--- Start ---

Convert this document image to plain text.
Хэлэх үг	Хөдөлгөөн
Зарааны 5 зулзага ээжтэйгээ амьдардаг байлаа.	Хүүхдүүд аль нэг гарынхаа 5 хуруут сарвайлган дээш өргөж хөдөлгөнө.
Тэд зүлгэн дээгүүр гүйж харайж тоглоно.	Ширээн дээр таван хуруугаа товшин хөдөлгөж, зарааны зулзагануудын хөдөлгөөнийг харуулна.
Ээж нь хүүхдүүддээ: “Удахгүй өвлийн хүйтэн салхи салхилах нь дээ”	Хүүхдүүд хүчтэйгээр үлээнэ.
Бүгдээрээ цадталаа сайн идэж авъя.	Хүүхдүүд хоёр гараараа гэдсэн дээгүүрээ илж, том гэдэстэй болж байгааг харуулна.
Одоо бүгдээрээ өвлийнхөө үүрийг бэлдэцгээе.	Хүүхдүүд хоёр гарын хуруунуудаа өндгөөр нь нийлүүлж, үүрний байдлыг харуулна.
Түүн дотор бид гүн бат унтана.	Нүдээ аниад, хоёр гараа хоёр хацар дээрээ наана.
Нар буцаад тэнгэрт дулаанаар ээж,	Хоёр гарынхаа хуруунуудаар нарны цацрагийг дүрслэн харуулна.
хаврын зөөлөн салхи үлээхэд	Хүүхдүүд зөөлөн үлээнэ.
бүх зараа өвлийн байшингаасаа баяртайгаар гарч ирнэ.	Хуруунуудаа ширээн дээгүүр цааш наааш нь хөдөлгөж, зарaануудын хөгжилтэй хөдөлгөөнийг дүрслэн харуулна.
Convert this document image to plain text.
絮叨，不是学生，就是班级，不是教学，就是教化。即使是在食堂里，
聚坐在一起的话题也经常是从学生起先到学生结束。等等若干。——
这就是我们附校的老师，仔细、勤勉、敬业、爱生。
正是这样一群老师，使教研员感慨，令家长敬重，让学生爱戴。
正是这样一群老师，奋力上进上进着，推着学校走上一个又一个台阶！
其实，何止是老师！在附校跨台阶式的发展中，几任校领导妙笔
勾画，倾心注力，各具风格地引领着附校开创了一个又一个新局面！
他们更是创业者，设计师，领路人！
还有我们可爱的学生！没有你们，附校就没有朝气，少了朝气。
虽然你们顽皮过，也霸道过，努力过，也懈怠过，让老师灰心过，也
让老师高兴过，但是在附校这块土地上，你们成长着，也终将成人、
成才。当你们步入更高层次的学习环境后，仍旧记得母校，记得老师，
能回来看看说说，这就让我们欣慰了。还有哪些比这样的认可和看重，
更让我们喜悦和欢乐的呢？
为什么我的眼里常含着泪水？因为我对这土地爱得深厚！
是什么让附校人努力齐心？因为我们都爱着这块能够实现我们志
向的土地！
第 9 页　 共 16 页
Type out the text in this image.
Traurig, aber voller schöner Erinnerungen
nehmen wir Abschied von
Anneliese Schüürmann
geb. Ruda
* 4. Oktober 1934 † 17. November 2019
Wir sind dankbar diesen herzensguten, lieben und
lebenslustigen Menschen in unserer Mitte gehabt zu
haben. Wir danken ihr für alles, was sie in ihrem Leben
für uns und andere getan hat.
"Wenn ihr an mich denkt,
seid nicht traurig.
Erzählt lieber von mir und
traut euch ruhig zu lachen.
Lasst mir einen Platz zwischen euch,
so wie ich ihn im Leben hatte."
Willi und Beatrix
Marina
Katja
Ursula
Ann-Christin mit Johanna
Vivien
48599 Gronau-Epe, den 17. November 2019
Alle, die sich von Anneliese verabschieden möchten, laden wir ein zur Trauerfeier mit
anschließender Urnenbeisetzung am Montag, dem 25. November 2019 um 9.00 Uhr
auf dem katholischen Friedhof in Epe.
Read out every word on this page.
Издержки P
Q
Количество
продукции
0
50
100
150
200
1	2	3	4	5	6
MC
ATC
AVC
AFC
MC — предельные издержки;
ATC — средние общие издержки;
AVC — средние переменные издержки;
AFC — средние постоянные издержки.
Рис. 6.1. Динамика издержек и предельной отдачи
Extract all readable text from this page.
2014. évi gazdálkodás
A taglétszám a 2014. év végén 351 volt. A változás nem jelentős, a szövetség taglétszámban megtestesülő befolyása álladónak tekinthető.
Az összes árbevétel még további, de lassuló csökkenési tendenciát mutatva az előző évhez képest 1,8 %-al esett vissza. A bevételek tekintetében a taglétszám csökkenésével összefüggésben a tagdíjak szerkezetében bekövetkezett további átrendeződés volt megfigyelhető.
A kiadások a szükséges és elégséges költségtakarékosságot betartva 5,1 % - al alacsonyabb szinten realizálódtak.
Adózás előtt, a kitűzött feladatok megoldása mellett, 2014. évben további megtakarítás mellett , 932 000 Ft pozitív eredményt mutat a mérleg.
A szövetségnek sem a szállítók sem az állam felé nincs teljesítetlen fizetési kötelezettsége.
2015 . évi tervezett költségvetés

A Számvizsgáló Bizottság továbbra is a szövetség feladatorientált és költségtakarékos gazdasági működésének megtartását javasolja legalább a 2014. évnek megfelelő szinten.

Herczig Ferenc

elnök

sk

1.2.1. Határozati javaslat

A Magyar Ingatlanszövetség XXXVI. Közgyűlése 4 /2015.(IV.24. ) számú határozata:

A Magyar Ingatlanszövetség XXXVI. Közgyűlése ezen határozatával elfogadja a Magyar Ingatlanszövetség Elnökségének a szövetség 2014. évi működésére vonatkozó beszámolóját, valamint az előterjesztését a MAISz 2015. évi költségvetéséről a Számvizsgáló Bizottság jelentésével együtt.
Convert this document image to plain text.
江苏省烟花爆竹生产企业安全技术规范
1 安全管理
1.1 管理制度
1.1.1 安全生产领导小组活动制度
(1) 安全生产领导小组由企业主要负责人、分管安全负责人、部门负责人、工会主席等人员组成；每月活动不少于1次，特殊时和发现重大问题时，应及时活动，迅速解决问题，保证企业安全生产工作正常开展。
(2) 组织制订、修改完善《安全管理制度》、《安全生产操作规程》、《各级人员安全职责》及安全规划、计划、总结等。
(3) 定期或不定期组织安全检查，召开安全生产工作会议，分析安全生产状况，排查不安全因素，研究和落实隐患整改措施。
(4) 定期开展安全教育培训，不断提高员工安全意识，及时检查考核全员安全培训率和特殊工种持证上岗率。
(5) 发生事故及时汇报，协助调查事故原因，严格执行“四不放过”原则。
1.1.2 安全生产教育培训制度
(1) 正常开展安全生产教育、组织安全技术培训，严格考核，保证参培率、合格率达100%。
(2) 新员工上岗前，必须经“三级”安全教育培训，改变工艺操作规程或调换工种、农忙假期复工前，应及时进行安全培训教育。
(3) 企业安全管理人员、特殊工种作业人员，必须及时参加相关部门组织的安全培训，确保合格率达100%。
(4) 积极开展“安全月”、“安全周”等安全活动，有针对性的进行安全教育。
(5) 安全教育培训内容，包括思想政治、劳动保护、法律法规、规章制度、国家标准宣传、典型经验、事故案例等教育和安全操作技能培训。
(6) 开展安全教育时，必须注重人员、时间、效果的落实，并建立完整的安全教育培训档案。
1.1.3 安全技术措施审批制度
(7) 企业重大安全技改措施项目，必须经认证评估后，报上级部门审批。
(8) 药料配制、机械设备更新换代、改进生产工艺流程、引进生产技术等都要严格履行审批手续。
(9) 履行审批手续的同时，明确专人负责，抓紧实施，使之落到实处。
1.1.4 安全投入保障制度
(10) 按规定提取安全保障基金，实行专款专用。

--- End ---

SET PROBLEM: Output each entry precisely as given.

SOLUTION FOR THIS TASK:
Convert this document image to plain text.
Хэлэх үг	Хөдөлгөөн
Зарааны 5 зулзага ээжтэйгээ амьдардаг байлаа.	Хүүхдүүд аль нэг гарынхаа 5 хуруут сарвайлган дээш өргөж хөдөлгөнө.
Тэд зүлгэн дээгүүр гүйж харайж тоглоно.	Ширээн дээр таван хуруугаа товшин хөдөлгөж, зарааны зулзагануудын хөдөлгөөнийг харуулна.
Ээж нь хүүхдүүддээ: “Удахгүй өвлийн хүйтэн салхи салхилах нь дээ”	Хүүхдүүд хүчтэйгээр үлээнэ.
Бүгдээрээ цадталаа сайн идэж авъя.	Хүүхдүүд хоёр гараараа гэдсэн дээгүүрээ илж, том гэдэстэй болж байгааг харуулна.
Одоо бүгдээрээ өвлийнхөө үүрийг бэлдэцгээе.	Хүүхдүүд хоёр гарын хуруунуудаа өндгөөр нь нийлүүлж, үүрний байдлыг харуулна.
Түүн дотор бид гүн бат унтана.	Нүдээ аниад, хоёр гараа хоёр хацар дээрээ наана.
Нар буцаад тэнгэрт дулаанаар ээж,	Хоёр гарынхаа хуруунуудаар нарны цацрагийг дүрслэн харуулна.
хаврын зөөлөн салхи үлээхэд	Хүүхдүүд зөөлөн үлээнэ.
бүх зараа өвлийн байшингаасаа баяртайгаар гарч ирнэ.	Хуруунуудаа ширээн дээгүүр цааш наааш нь хөдөлгөж, зарaануудын хөгжилтэй хөдөлгөөнийг дүрслэн харуулна.
Convert this document image to plain text.
絮叨，不是学生，就是班级，不是教学，就是教化。即使是在食堂里，
聚坐在一起的话题也经常是从学生起先到学生结束。等等若干。——
这就是我们附校的老师，仔细、勤勉、敬业、爱生。
正是这样一群老师，使教研员感慨，令家长敬重，让学生爱戴。
正是这样一群老师，奋力上进上进着，推着学校走上一个又一个台阶！
其实，何止是老师！在附校跨台阶式的发展中，几任校领导妙笔
勾画，倾心注力，各具风格地引领着附校开创了一个又一个新局面！
他们更是创业者，设计师，领路人！
还有我们可爱的学生！没有你们，附校就没有朝气，少了朝气。
虽然你们顽皮过，也霸道过，努力过，也懈怠过，让老师灰心过，也
让老师高兴过，但是在附校这块土地上，你们成长着，也终将成人、
成才。当你们步入更高层次的学习环境后，仍旧记得母校，记得老师，
能回来看看说说，这就让我们欣慰了。还有哪些比这样的认可和看重，
更让我们喜悦和欢乐的呢？
为什么我的眼里常含着泪水？因为我对这土地爱得深厚！
是什么让附校人努力齐心？因为我们都爱着这块能够实现我们志
向的土地！
第 9 页　 共 16 页
Type out the text in this image.
Traurig, aber voller schöner Erinnerungen
nehmen wir Abschied von
Anneliese Schüürmann
geb. Ruda
* 4. Oktober 1934 † 17. November 2019
Wir sind dankbar diesen herzensguten, lieben und
lebenslustigen Menschen in unserer Mitte gehabt zu
haben. Wir danken ihr für alles, was sie in ihrem Leben
für uns und andere getan hat.
"Wenn ihr an mich denkt,
seid nicht traurig.
Erzählt lieber von mir und
traut euch ruhig zu lachen.
Lasst mir einen Platz zwischen euch,
so wie ich ihn im Leben hatte."
Willi und Beatrix
Marina
Katja
Ursula
Ann-Christin mit Johanna
Vivien
48599 Gronau-Epe, den 17. November 2019
Alle, die sich von Anneliese verabschieden möchten, laden wir ein zur Trauerfeier mit
anschließender Urnenbeisetzung am Montag, dem 25. November 2019 um 9.00 Uhr
auf dem katholischen Friedhof in Epe.
Read out every word on this page.
Издержки P
Q
Количество
продукции
0
50
100
150
200
1	2	3	4	5	6
MC
ATC
AVC
AFC
MC — предельные издержки;
ATC — средние общие издержки;
AVC — средние переменные издержки;
AFC — средние постоянные издержки.
Рис. 6.1. Динамика издержек и предельной отдачи
Extract all readable text from this page.
2014. évi gazdálkodás
A taglétszám a 2014. év végén 351 volt. A változás nem jelentős, a szövetség taglétszámban megtestesülő befolyása álladónak tekinthető.
Az összes árbevétel még további, de lassuló csökkenési tendenciát mutatva az előző évhez képest 1,8 %-al esett vissza. A bevételek tekintetében a taglétszám csökkenésével összefüggésben a tagdíjak szerkezetében bekövetkezett további átrendeződés volt megfigyelhető.
A kiadások a szükséges és elégséges költségtakarékosságot betartva 5,1 % - al alacsonyabb szinten realizálódtak.
Adózás előtt, a kitűzött feladatok megoldása mellett, 2014. évben további megtakarítás mellett , 932 000 Ft pozitív eredményt mutat a mérleg.
A szövetségnek sem a szállítók sem az állam felé nincs teljesítetlen fizetési kötelezettsége.
2015 . évi tervezett költségvetés

A Számvizsgáló Bizottság továbbra is a szövetség feladatorientált és költségtakarékos gazdasági működésének megtartását javasolja legalább a 2014. évnek megfelelő szinten.

Herczig Ferenc

elnök

sk

1.2.1. Határozati javaslat

A Magyar Ingatlanszövetség XXXVI. Közgyűlése 4 /2015.(IV.24. ) számú határozata:

A Magyar Ingatlanszövetség XXXVI. Közgyűlése ezen határozatával elfogadja a Magyar Ingatlanszövetség Elnökségének a szövetség 2014. évi működésére vonatkozó beszámolóját, valamint az előterjesztését a MAISz 2015. évi költségvetéséről a Számvizsgáló Bizottság jelentésével együtt.
Convert this document image to plain text.
江苏省烟花爆竹生产企业安全技术规范
1 安全管理
1.1 管理制度
1.1.1 安全生产领导小组活动制度
(1) 安全生产领导小组由企业主要负责人、分管安全负责人、部门负责人、工会主席等人员组成；每月活动不少于1次，特殊时和发现重大问题时，应及时活动，迅速解决问题，保证企业安全生产工作正常开展。
(2) 组织制订、修改完善《安全管理制度》、《安全生产操作规程》、《各级人员安全职责》及安全规划、计划、总结等。
(3) 定期或不定期组织安全检查，召开安全生产工作会议，分析安全生产状况，排查不安全因素，研究和落实隐患整改措施。
(4) 定期开展安全教育培训，不断提高员工安全意识，及时检查考核全员安全培训率和特殊工种持证上岗率。
(5) 发生事故及时汇报，协助调查事故原因，严格执行“四不放过”原则。
1.1.2 安全生产教育培训制度
(1) 正常开展安全生产教育、组织安全技术培训，严格考核，保证参培率、合格率达100%。
(2) 新员工上岗前，必须经“三级”安全教育培训，改变工艺操作规程或调换工种、农忙假期复工前，应及时进行安全培训教育。
(3) 企业安全管理人员、特殊工种作业人员，必须及时参加相关部门组织的安全培训，确保合格率达100%。
(4) 积极开展“安全月”、“安全周”等安全活动，有针对性的进行安全教育。
(5) 安全教育培训内容，包括思想政治、劳动保护、法律法规、规章制度、国家标准宣传、典型经验、事故案例等教育和安全操作技能培训。
(6) 开展安全教育时，必须注重人员、时间、效果的落实，并建立完整的安全教育培训档案。
1.1.3 安全技术措施审批制度
(7) 企业重大安全技改措施项目，必须经认证评估后，报上级部门审批。
(8) 药料配制、机械设备更新换代、改进生产工艺流程、引进生产技术等都要严格履行审批手续。
(9) 履行审批手续的同时，明确专人负责，抓紧实施，使之落到实处。
1.1.4 安全投入保障制度
(10) 按规定提取安全保障基金，实行专款专用。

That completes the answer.